# [Work to be completed]
Output the material exactly, but drop every image it holds.

# [Figure data in JSON]
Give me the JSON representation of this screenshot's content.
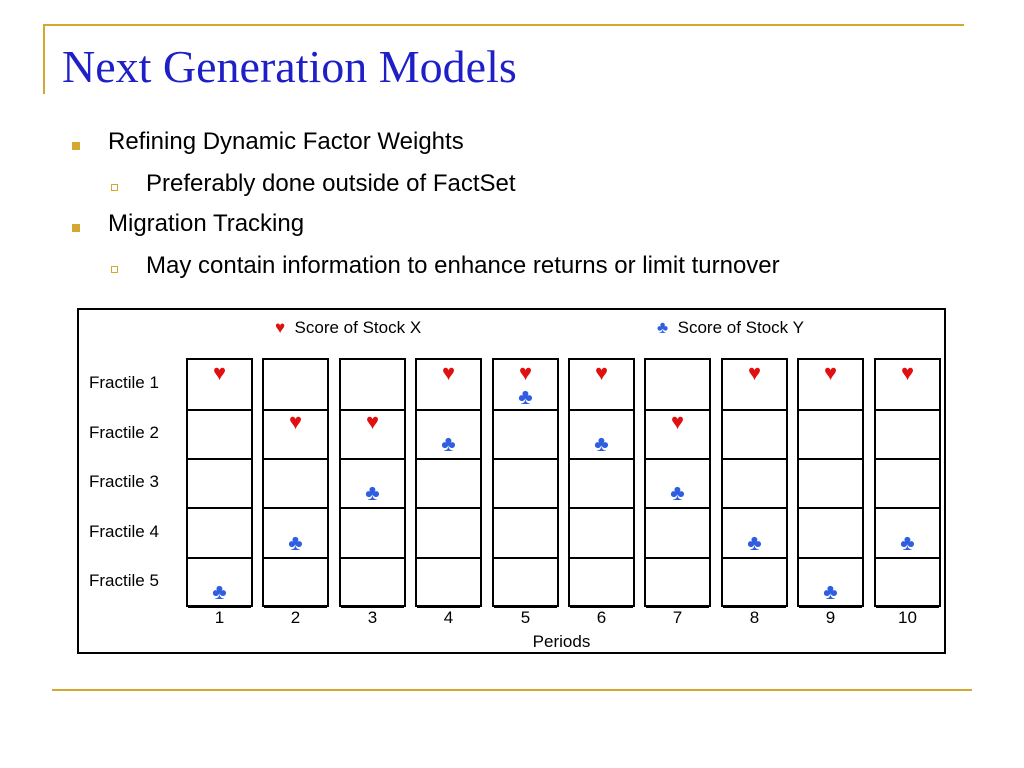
{
  "slide": {
    "title": "Next Generation Models",
    "bullets": [
      {
        "level": 1,
        "text": "Refining Dynamic Factor Weights"
      },
      {
        "level": 2,
        "text": "Preferably done outside of FactSet"
      },
      {
        "level": 1,
        "text": "Migration Tracking"
      },
      {
        "level": 2,
        "text": "May contain information to enhance returns or limit turnover"
      }
    ]
  },
  "diagram": {
    "legend": [
      {
        "symbol": "♥",
        "label": "Score of Stock X",
        "color": "#e01010"
      },
      {
        "symbol": "♣",
        "label": "Score of Stock Y",
        "color": "#2f5fe0"
      }
    ],
    "row_labels": [
      "Fractile 1",
      "Fractile 2",
      "Fractile 3",
      "Fractile 4",
      "Fractile 5"
    ],
    "periods": [
      "1",
      "2",
      "3",
      "4",
      "5",
      "6",
      "7",
      "8",
      "9",
      "10"
    ],
    "x_axis_label": "Periods",
    "stock_x_fractile": [
      1,
      2,
      2,
      1,
      1,
      1,
      2,
      1,
      1,
      1
    ],
    "stock_y_fractile": [
      5,
      4,
      3,
      2,
      1,
      2,
      3,
      4,
      5,
      4
    ],
    "colors": {
      "heart": "#e01010",
      "club": "#2f5fe0",
      "accent": "#d4a830",
      "title": "#1f1fc8"
    }
  }
}
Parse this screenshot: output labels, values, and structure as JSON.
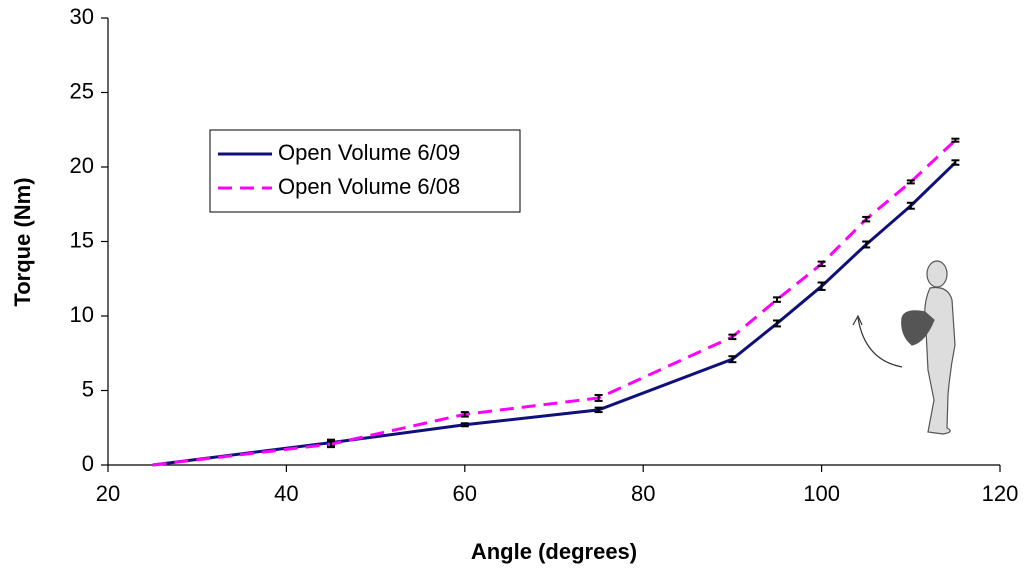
{
  "chart_data": {
    "type": "line",
    "x_label": "Angle (degrees)",
    "y_label": "Torque (Nm)",
    "x": [
      25,
      45,
      60,
      75,
      90,
      95,
      100,
      105,
      110,
      115
    ],
    "series": [
      {
        "name": "Open Volume 6/09",
        "color": "#10107a",
        "line_style": "solid",
        "values": [
          0,
          1.5,
          2.7,
          3.7,
          7.1,
          9.5,
          12.0,
          14.8,
          17.4,
          20.3
        ],
        "errors": [
          null,
          0.2,
          0.1,
          0.15,
          0.2,
          0.2,
          0.25,
          0.2,
          0.2,
          0.15
        ]
      },
      {
        "name": "Open Volume 6/08",
        "color": "#ff00ff",
        "line_style": "dashed",
        "values": [
          0,
          1.4,
          3.4,
          4.5,
          8.6,
          11.1,
          13.5,
          16.5,
          19.0,
          21.8
        ],
        "errors": [
          null,
          0.2,
          0.15,
          0.2,
          0.15,
          0.15,
          0.15,
          0.15,
          0.1,
          0.1
        ]
      }
    ],
    "xlim": [
      20,
      120
    ],
    "xticks": [
      20,
      40,
      60,
      80,
      100,
      120
    ],
    "ylim": [
      0,
      30
    ],
    "yticks": [
      0,
      5,
      10,
      15,
      20,
      25,
      30
    ],
    "grid": false,
    "legend_position": "center left"
  }
}
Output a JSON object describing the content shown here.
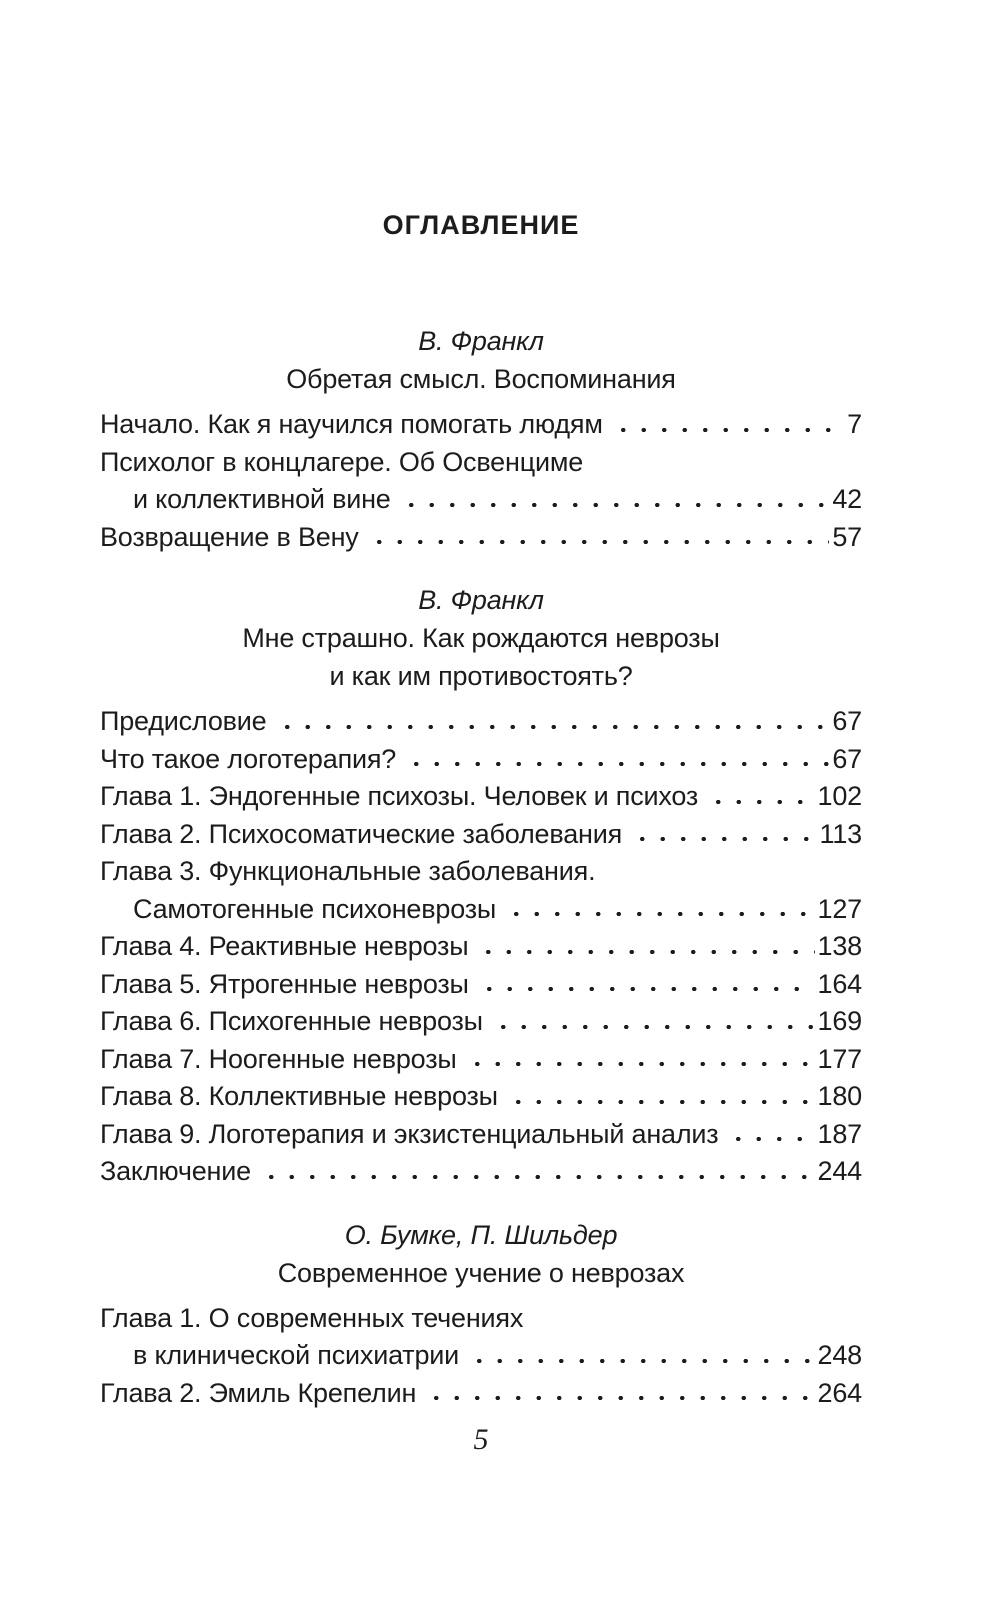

# [Full answer]
Give me the JSON representation of this screenshot's content.
{
  "slide": {
    "title": "Next Generation Models",
    "bullets": [
      {
        "level": 1,
        "text": "Refining Dynamic Factor Weights"
      },
      {
        "level": 2,
        "text": "Preferably done outside of FactSet"
      },
      {
        "level": 1,
        "text": "Migration Tracking"
      },
      {
        "level": 2,
        "text": "May contain information to enhance returns or limit turnover"
      }
    ]
  },
  "diagram": {
    "legend": [
      {
        "symbol": "♥",
        "label": "Score of Stock X",
        "color": "#e01010"
      },
      {
        "symbol": "♣",
        "label": "Score of Stock Y",
        "color": "#2f5fe0"
      }
    ],
    "row_labels": [
      "Fractile 1",
      "Fractile 2",
      "Fractile 3",
      "Fractile 4",
      "Fractile 5"
    ],
    "periods": [
      "1",
      "2",
      "3",
      "4",
      "5",
      "6",
      "7",
      "8",
      "9",
      "10"
    ],
    "x_axis_label": "Periods",
    "stock_x_fractile": [
      1,
      2,
      2,
      1,
      1,
      1,
      2,
      1,
      1,
      1
    ],
    "stock_y_fractile": [
      5,
      4,
      3,
      2,
      1,
      2,
      3,
      4,
      5,
      4
    ],
    "colors": {
      "heart": "#e01010",
      "club": "#2f5fe0",
      "accent": "#d4a830",
      "title": "#1f1fc8"
    }
  }
}
Parse this screenshot: output labels, values, and structure as JSON.
{
  "chart_data": {
    "type": "line",
    "x_label": "Angle (degrees)",
    "y_label": "Torque (Nm)",
    "x": [
      25,
      45,
      60,
      75,
      90,
      95,
      100,
      105,
      110,
      115
    ],
    "series": [
      {
        "name": "Open Volume 6/09",
        "color": "#10107a",
        "line_style": "solid",
        "values": [
          0,
          1.5,
          2.7,
          3.7,
          7.1,
          9.5,
          12.0,
          14.8,
          17.4,
          20.3
        ],
        "errors": [
          null,
          0.2,
          0.1,
          0.15,
          0.2,
          0.2,
          0.25,
          0.2,
          0.2,
          0.15
        ]
      },
      {
        "name": "Open Volume 6/08",
        "color": "#ff00ff",
        "line_style": "dashed",
        "values": [
          0,
          1.4,
          3.4,
          4.5,
          8.6,
          11.1,
          13.5,
          16.5,
          19.0,
          21.8
        ],
        "errors": [
          null,
          0.2,
          0.15,
          0.2,
          0.15,
          0.15,
          0.15,
          0.15,
          0.1,
          0.1
        ]
      }
    ],
    "xlim": [
      20,
      120
    ],
    "xticks": [
      20,
      40,
      60,
      80,
      100,
      120
    ],
    "ylim": [
      0,
      30
    ],
    "yticks": [
      0,
      5,
      10,
      15,
      20,
      25,
      30
    ],
    "grid": false,
    "legend_position": "center left"
  }
}
Output a JSON object describing the content shown here.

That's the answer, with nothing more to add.